Stated task –
Copy out each line of the data holding "lines".

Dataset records

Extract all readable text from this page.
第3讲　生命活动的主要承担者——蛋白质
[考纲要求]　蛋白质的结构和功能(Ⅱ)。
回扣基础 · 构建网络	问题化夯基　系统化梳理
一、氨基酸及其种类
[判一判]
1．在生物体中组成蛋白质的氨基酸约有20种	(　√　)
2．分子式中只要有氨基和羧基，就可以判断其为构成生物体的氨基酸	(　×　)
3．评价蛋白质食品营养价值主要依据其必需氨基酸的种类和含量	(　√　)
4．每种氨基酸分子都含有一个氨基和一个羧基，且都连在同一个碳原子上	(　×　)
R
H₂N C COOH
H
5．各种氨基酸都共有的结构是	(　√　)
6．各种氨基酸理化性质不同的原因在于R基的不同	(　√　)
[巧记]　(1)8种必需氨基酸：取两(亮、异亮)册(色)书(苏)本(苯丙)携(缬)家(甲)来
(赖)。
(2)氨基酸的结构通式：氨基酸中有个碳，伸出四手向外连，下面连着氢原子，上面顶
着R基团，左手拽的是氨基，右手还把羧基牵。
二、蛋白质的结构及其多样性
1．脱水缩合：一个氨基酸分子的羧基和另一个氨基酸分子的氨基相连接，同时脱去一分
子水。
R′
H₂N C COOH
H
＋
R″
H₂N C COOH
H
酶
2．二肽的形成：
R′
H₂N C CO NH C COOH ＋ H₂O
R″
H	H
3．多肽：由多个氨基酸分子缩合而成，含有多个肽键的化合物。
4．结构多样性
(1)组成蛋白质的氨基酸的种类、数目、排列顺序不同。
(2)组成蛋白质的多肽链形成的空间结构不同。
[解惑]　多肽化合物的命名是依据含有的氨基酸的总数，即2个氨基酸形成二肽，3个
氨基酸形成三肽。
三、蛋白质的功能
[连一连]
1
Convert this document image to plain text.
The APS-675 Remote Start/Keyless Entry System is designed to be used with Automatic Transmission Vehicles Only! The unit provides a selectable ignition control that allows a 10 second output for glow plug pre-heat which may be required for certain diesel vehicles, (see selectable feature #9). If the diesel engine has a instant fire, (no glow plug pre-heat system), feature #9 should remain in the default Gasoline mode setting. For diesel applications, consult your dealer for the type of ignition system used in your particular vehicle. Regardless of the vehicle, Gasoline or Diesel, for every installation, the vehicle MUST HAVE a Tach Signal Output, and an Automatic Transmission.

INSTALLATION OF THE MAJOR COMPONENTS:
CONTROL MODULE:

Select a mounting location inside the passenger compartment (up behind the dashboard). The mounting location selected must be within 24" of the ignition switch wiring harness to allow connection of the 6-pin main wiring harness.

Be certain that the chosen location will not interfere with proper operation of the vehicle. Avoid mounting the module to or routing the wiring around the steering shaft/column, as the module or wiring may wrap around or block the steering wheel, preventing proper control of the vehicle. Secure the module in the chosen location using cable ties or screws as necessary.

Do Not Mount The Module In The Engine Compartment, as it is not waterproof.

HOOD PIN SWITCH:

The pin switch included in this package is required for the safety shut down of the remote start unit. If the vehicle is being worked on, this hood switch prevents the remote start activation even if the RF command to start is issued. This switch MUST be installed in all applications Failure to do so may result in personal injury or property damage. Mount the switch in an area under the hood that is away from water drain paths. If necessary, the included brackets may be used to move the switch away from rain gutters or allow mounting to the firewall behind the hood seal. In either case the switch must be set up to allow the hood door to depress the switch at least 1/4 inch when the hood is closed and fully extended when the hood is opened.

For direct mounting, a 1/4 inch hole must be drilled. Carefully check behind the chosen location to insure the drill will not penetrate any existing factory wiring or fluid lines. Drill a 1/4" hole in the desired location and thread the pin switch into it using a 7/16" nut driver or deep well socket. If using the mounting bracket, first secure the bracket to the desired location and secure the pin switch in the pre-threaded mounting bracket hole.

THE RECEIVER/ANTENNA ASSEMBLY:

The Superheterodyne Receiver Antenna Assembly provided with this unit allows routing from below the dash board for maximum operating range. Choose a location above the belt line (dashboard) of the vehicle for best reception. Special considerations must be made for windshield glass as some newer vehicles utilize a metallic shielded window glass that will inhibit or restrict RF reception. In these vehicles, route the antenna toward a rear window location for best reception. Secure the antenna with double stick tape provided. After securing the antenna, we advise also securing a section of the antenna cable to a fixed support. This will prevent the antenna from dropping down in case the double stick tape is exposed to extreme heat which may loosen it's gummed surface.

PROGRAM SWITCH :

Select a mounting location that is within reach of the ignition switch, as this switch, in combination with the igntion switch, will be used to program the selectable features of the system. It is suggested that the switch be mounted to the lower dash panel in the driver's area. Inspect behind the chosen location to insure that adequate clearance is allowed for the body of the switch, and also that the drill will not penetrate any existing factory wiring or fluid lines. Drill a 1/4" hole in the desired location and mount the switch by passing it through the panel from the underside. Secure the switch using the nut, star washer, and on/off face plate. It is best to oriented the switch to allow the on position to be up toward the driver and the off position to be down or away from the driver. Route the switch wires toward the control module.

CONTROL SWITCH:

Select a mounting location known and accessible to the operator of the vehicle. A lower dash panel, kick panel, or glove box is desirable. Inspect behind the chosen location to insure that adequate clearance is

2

Solution for this problem –
For direct mounting, a 1/4 inch hole must be drilled. Carefully check behind the chosen location to insure the drill will not penetrate any existing factory wiring or fluid lines. Drill a 1/4" hole in the desired location and thread the pin switch into it using a 7/16" nut driver or deep well socket. If using the mounting bracket, first secure the bracket to the desired location and secure the pin switch in the pre-threaded mounting bracket hole.
Select a mounting location that is within reach of the ignition switch, as this switch, in combination with the igntion switch, will be used to program the selectable features of the system. It is suggested that the switch be mounted to the lower dash panel in the driver's area. Inspect behind the chosen location to insure that adequate clearance is allowed for the body of the switch, and also that the drill will not penetrate any existing factory wiring or fluid lines. Drill a 1/4" hole in the desired location and mount the switch by passing it through the panel from the underside. Secure the switch using the nut, star washer, and on/off face plate. It is best to oriented the switch to allow the on position to be up toward the driver and the off position to be down or away from the driver. Route the switch wires toward the control module.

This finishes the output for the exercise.